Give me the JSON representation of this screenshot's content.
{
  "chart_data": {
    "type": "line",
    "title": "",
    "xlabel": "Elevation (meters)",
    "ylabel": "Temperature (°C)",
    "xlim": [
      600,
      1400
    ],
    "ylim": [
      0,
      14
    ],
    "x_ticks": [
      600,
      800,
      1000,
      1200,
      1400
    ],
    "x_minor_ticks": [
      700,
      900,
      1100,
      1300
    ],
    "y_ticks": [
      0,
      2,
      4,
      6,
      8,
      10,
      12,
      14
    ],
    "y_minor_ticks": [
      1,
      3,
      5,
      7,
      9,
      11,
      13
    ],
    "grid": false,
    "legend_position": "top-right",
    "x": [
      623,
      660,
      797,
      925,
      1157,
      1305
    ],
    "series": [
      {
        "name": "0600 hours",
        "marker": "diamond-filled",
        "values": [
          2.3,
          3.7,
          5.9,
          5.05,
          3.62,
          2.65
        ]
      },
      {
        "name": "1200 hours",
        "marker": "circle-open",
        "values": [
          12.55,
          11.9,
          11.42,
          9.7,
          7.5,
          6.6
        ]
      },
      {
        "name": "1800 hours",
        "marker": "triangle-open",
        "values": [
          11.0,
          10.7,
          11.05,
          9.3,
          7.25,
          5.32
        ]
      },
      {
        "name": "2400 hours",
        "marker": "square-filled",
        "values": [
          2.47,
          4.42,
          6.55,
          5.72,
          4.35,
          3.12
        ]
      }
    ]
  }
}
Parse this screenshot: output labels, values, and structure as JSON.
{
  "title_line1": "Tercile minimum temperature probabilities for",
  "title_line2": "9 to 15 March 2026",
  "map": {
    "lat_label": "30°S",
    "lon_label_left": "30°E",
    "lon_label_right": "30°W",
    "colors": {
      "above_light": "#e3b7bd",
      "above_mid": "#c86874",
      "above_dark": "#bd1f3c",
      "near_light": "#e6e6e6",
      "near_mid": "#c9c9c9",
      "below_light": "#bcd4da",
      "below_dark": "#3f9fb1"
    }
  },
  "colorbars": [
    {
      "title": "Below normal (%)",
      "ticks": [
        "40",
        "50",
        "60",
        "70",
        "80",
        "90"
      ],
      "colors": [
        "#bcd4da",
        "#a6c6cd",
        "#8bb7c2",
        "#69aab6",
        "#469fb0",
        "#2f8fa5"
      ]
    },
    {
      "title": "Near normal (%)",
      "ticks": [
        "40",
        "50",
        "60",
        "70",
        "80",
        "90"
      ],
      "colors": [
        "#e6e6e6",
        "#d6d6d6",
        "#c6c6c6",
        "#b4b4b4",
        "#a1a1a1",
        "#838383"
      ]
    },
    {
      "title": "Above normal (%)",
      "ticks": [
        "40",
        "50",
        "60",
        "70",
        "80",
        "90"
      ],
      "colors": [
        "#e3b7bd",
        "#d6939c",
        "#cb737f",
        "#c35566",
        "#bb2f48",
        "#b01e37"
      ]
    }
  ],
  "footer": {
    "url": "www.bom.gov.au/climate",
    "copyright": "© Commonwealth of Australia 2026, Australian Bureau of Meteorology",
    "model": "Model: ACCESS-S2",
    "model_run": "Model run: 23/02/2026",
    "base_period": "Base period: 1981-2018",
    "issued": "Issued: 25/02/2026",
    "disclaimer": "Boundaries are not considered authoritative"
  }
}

GOAL: Reproduce all of the records exactly.

FINISHED ANSWER:
Give me the JSON representation of this screenshot's content.
{
  "chart_data": {
    "type": "line",
    "title": "",
    "xlabel": "Elevation (meters)",
    "ylabel": "Temperature (°C)",
    "xlim": [
      600,
      1400
    ],
    "ylim": [
      0,
      14
    ],
    "x_ticks": [
      600,
      800,
      1000,
      1200,
      1400
    ],
    "x_minor_ticks": [
      700,
      900,
      1100,
      1300
    ],
    "y_ticks": [
      0,
      2,
      4,
      6,
      8,
      10,
      12,
      14
    ],
    "y_minor_ticks": [
      1,
      3,
      5,
      7,
      9,
      11,
      13
    ],
    "grid": false,
    "legend_position": "top-right",
    "x": [
      623,
      660,
      797,
      925,
      1157,
      1305
    ],
    "series": [
      {
        "name": "0600 hours",
        "marker": "diamond-filled",
        "values": [
          2.3,
          3.7,
          5.9,
          5.05,
          3.62,
          2.65
        ]
      },
      {
        "name": "1200 hours",
        "marker": "circle-open",
        "values": [
          12.55,
          11.9,
          11.42,
          9.7,
          7.5,
          6.6
        ]
      },
      {
        "name": "1800 hours",
        "marker": "triangle-open",
        "values": [
          11.0,
          10.7,
          11.05,
          9.3,
          7.25,
          5.32
        ]
      },
      {
        "name": "2400 hours",
        "marker": "square-filled",
        "values": [
          2.47,
          4.42,
          6.55,
          5.72,
          4.35,
          3.12
        ]
      }
    ]
  }
}
Parse this screenshot: output labels, values, and structure as JSON.
{
  "title_line1": "Tercile minimum temperature probabilities for",
  "title_line2": "9 to 15 March 2026",
  "map": {
    "lat_label": "30°S",
    "lon_label_left": "30°E",
    "lon_label_right": "30°W",
    "colors": {
      "above_light": "#e3b7bd",
      "above_mid": "#c86874",
      "above_dark": "#bd1f3c",
      "near_light": "#e6e6e6",
      "near_mid": "#c9c9c9",
      "below_light": "#bcd4da",
      "below_dark": "#3f9fb1"
    }
  },
  "colorbars": [
    {
      "title": "Below normal (%)",
      "ticks": [
        "40",
        "50",
        "60",
        "70",
        "80",
        "90"
      ],
      "colors": [
        "#bcd4da",
        "#a6c6cd",
        "#8bb7c2",
        "#69aab6",
        "#469fb0",
        "#2f8fa5"
      ]
    },
    {
      "title": "Near normal (%)",
      "ticks": [
        "40",
        "50",
        "60",
        "70",
        "80",
        "90"
      ],
      "colors": [
        "#e6e6e6",
        "#d6d6d6",
        "#c6c6c6",
        "#b4b4b4",
        "#a1a1a1",
        "#838383"
      ]
    },
    {
      "title": "Above normal (%)",
      "ticks": [
        "40",
        "50",
        "60",
        "70",
        "80",
        "90"
      ],
      "colors": [
        "#e3b7bd",
        "#d6939c",
        "#cb737f",
        "#c35566",
        "#bb2f48",
        "#b01e37"
      ]
    }
  ],
  "footer": {
    "url": "www.bom.gov.au/climate",
    "copyright": "© Commonwealth of Australia 2026, Australian Bureau of Meteorology",
    "model": "Model: ACCESS-S2",
    "model_run": "Model run: 23/02/2026",
    "base_period": "Base period: 1981-2018",
    "issued": "Issued: 25/02/2026",
    "disclaimer": "Boundaries are not considered authoritative"
  }
}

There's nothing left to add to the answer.